## CHALLENGE:
Lines holding the string "회계단위의" are the ones to copy from this listing.
--- start of ENTRIES SHOWN ---
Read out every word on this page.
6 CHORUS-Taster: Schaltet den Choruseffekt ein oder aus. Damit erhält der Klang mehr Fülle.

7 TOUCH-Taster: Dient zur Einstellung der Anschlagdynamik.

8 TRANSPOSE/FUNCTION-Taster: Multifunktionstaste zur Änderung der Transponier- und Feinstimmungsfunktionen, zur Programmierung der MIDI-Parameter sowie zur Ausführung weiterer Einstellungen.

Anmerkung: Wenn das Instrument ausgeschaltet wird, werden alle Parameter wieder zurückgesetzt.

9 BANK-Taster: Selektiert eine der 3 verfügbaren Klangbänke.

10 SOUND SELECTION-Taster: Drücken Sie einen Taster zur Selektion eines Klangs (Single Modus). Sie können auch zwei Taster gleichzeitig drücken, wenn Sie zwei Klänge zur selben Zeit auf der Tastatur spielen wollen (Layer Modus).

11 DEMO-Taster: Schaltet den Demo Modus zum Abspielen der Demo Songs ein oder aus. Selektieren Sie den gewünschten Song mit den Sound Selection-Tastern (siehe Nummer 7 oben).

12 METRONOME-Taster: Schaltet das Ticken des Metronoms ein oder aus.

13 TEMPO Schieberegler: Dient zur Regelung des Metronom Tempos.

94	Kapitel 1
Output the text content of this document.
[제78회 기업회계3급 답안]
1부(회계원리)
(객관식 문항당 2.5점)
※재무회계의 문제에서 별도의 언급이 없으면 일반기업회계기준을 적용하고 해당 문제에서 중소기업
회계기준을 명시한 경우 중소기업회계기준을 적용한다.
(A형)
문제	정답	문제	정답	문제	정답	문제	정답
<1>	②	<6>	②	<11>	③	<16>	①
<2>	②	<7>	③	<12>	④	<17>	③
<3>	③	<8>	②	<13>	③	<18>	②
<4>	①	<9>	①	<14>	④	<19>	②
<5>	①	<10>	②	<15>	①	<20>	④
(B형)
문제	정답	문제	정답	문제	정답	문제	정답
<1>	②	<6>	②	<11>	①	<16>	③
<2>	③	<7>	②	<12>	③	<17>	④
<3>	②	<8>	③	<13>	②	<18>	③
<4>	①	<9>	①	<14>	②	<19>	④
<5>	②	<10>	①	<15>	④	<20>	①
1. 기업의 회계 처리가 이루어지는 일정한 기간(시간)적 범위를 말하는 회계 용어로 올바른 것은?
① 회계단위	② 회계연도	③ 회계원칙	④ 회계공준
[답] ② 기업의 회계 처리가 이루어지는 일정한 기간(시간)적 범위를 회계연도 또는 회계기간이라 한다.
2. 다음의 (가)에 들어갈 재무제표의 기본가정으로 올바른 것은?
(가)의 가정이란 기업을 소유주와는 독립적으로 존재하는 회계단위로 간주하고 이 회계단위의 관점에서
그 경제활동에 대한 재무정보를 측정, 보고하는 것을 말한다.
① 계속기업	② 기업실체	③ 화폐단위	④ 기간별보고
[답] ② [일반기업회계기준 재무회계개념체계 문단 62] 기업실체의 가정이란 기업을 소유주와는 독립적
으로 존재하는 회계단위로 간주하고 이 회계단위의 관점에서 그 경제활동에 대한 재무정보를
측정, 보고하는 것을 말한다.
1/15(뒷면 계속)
--- end of ENTRIES SHOWN ---
## EXERCISE SOLUTION:
(가)의 가정이란 기업을 소유주와는 독립적으로 존재하는 회계단위로 간주하고 이 회계단위의 관점에서
으로 존재하는 회계단위로 간주하고 이 회계단위의 관점에서 그 경제활동에 대한 재무정보를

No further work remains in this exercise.